TASK OBJECTIVE: Your task is to copy the material exactly.

SUPPLIED DATA:

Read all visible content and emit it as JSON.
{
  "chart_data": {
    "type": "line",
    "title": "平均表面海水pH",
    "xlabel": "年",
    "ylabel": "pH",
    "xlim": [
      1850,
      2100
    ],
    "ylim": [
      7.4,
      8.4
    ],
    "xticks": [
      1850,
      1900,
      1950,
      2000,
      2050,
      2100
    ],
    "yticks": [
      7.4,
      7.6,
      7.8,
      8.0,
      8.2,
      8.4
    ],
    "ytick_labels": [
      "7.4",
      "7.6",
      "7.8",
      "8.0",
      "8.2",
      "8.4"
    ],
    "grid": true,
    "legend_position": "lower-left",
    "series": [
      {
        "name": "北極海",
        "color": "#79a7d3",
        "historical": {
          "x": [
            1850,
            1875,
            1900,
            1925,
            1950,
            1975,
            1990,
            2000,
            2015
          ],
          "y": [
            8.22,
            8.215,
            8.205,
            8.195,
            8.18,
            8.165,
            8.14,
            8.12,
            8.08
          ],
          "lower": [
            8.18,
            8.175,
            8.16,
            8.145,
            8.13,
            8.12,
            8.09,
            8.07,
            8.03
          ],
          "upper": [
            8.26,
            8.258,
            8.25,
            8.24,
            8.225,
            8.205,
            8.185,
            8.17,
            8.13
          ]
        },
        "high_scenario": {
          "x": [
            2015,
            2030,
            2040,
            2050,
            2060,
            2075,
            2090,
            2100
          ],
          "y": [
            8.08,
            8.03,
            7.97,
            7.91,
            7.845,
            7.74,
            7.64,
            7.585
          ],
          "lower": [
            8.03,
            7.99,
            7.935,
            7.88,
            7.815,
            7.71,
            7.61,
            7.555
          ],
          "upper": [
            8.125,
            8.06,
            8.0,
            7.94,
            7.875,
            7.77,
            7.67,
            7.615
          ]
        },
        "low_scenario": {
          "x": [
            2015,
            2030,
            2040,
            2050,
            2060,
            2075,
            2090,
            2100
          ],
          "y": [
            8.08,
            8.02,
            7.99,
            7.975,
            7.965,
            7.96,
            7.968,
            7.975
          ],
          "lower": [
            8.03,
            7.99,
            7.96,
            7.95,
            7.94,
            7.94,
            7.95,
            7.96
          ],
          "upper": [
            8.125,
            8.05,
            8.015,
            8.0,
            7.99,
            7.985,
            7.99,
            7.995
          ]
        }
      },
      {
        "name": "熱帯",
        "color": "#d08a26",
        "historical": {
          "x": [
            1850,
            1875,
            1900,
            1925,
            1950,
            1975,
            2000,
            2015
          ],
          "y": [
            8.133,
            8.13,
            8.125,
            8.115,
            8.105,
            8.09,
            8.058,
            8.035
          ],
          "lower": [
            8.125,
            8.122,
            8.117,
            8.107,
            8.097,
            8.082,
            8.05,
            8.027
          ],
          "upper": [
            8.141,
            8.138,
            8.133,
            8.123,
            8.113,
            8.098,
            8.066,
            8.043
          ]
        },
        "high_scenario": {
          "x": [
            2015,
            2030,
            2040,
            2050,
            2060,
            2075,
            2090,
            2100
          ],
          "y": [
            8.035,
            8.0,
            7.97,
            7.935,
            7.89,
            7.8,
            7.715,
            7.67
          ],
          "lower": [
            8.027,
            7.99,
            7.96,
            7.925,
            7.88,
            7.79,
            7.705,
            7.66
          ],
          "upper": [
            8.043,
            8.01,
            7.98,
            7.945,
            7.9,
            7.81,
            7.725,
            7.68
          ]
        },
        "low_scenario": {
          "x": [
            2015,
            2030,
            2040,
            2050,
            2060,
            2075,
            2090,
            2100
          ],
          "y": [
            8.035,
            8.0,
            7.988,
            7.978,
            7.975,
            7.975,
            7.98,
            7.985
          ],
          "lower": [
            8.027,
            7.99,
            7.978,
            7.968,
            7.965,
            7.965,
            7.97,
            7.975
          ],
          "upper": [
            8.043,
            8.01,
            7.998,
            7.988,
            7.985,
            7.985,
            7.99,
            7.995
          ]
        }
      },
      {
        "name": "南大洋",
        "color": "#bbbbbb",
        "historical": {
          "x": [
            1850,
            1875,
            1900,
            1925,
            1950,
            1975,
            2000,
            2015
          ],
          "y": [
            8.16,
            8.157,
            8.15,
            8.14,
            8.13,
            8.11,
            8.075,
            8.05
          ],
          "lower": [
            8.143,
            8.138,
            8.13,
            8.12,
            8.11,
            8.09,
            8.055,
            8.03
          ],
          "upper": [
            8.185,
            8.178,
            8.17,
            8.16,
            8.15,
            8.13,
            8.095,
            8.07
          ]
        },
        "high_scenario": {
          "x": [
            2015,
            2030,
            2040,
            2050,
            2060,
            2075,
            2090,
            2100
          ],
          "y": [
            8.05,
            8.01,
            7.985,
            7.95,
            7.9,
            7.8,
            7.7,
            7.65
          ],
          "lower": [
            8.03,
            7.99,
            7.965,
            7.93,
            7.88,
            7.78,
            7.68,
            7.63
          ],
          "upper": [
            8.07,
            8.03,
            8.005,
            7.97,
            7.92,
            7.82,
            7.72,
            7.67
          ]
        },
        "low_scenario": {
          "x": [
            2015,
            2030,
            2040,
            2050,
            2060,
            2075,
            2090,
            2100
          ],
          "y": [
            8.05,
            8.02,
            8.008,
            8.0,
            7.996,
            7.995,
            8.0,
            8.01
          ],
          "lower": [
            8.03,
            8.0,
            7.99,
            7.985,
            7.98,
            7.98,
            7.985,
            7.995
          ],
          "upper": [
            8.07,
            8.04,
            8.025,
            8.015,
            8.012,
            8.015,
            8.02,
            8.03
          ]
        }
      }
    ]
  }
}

OUTPUT BELOW:
Read all visible content and emit it as JSON.
{
  "chart_data": {
    "type": "line",
    "title": "平均表面海水pH",
    "xlabel": "年",
    "ylabel": "pH",
    "xlim": [
      1850,
      2100
    ],
    "ylim": [
      7.4,
      8.4
    ],
    "xticks": [
      1850,
      1900,
      1950,
      2000,
      2050,
      2100
    ],
    "yticks": [
      7.4,
      7.6,
      7.8,
      8.0,
      8.2,
      8.4
    ],
    "ytick_labels": [
      "7.4",
      "7.6",
      "7.8",
      "8.0",
      "8.2",
      "8.4"
    ],
    "grid": true,
    "legend_position": "lower-left",
    "series": [
      {
        "name": "北極海",
        "color": "#79a7d3",
        "historical": {
          "x": [
            1850,
            1875,
            1900,
            1925,
            1950,
            1975,
            1990,
            2000,
            2015
          ],
          "y": [
            8.22,
            8.215,
            8.205,
            8.195,
            8.18,
            8.165,
            8.14,
            8.12,
            8.08
          ],
          "lower": [
            8.18,
            8.175,
            8.16,
            8.145,
            8.13,
            8.12,
            8.09,
            8.07,
            8.03
          ],
          "upper": [
            8.26,
            8.258,
            8.25,
            8.24,
            8.225,
            8.205,
            8.185,
            8.17,
            8.13
          ]
        },
        "high_scenario": {
          "x": [
            2015,
            2030,
            2040,
            2050,
            2060,
            2075,
            2090,
            2100
          ],
          "y": [
            8.08,
            8.03,
            7.97,
            7.91,
            7.845,
            7.74,
            7.64,
            7.585
          ],
          "lower": [
            8.03,
            7.99,
            7.935,
            7.88,
            7.815,
            7.71,
            7.61,
            7.555
          ],
          "upper": [
            8.125,
            8.06,
            8.0,
            7.94,
            7.875,
            7.77,
            7.67,
            7.615
          ]
        },
        "low_scenario": {
          "x": [
            2015,
            2030,
            2040,
            2050,
            2060,
            2075,
            2090,
            2100
          ],
          "y": [
            8.08,
            8.02,
            7.99,
            7.975,
            7.965,
            7.96,
            7.968,
            7.975
          ],
          "lower": [
            8.03,
            7.99,
            7.96,
            7.95,
            7.94,
            7.94,
            7.95,
            7.96
          ],
          "upper": [
            8.125,
            8.05,
            8.015,
            8.0,
            7.99,
            7.985,
            7.99,
            7.995
          ]
        }
      },
      {
        "name": "熱帯",
        "color": "#d08a26",
        "historical": {
          "x": [
            1850,
            1875,
            1900,
            1925,
            1950,
            1975,
            2000,
            2015
          ],
          "y": [
            8.133,
            8.13,
            8.125,
            8.115,
            8.105,
            8.09,
            8.058,
            8.035
          ],
          "lower": [
            8.125,
            8.122,
            8.117,
            8.107,
            8.097,
            8.082,
            8.05,
            8.027
          ],
          "upper": [
            8.141,
            8.138,
            8.133,
            8.123,
            8.113,
            8.098,
            8.066,
            8.043
          ]
        },
        "high_scenario": {
          "x": [
            2015,
            2030,
            2040,
            2050,
            2060,
            2075,
            2090,
            2100
          ],
          "y": [
            8.035,
            8.0,
            7.97,
            7.935,
            7.89,
            7.8,
            7.715,
            7.67
          ],
          "lower": [
            8.027,
            7.99,
            7.96,
            7.925,
            7.88,
            7.79,
            7.705,
            7.66
          ],
          "upper": [
            8.043,
            8.01,
            7.98,
            7.945,
            7.9,
            7.81,
            7.725,
            7.68
          ]
        },
        "low_scenario": {
          "x": [
            2015,
            2030,
            2040,
            2050,
            2060,
            2075,
            2090,
            2100
          ],
          "y": [
            8.035,
            8.0,
            7.988,
            7.978,
            7.975,
            7.975,
            7.98,
            7.985
          ],
          "lower": [
            8.027,
            7.99,
            7.978,
            7.968,
            7.965,
            7.965,
            7.97,
            7.975
          ],
          "upper": [
            8.043,
            8.01,
            7.998,
            7.988,
            7.985,
            7.985,
            7.99,
            7.995
          ]
        }
      },
      {
        "name": "南大洋",
        "color": "#bbbbbb",
        "historical": {
          "x": [
            1850,
            1875,
            1900,
            1925,
            1950,
            1975,
            2000,
            2015
          ],
          "y": [
            8.16,
            8.157,
            8.15,
            8.14,
            8.13,
            8.11,
            8.075,
            8.05
          ],
          "lower": [
            8.143,
            8.138,
            8.13,
            8.12,
            8.11,
            8.09,
            8.055,
            8.03
          ],
          "upper": [
            8.185,
            8.178,
            8.17,
            8.16,
            8.15,
            8.13,
            8.095,
            8.07
          ]
        },
        "high_scenario": {
          "x": [
            2015,
            2030,
            2040,
            2050,
            2060,
            2075,
            2090,
            2100
          ],
          "y": [
            8.05,
            8.01,
            7.985,
            7.95,
            7.9,
            7.8,
            7.7,
            7.65
          ],
          "lower": [
            8.03,
            7.99,
            7.965,
            7.93,
            7.88,
            7.78,
            7.68,
            7.63
          ],
          "upper": [
            8.07,
            8.03,
            8.005,
            7.97,
            7.92,
            7.82,
            7.72,
            7.67
          ]
        },
        "low_scenario": {
          "x": [
            2015,
            2030,
            2040,
            2050,
            2060,
            2075,
            2090,
            2100
          ],
          "y": [
            8.05,
            8.02,
            8.008,
            8.0,
            7.996,
            7.995,
            8.0,
            8.01
          ],
          "lower": [
            8.03,
            8.0,
            7.99,
            7.985,
            7.98,
            7.98,
            7.985,
            7.995
          ],
          "upper": [
            8.07,
            8.04,
            8.025,
            8.015,
            8.012,
            8.015,
            8.02,
            8.03
          ]
        }
      }
    ]
  }
}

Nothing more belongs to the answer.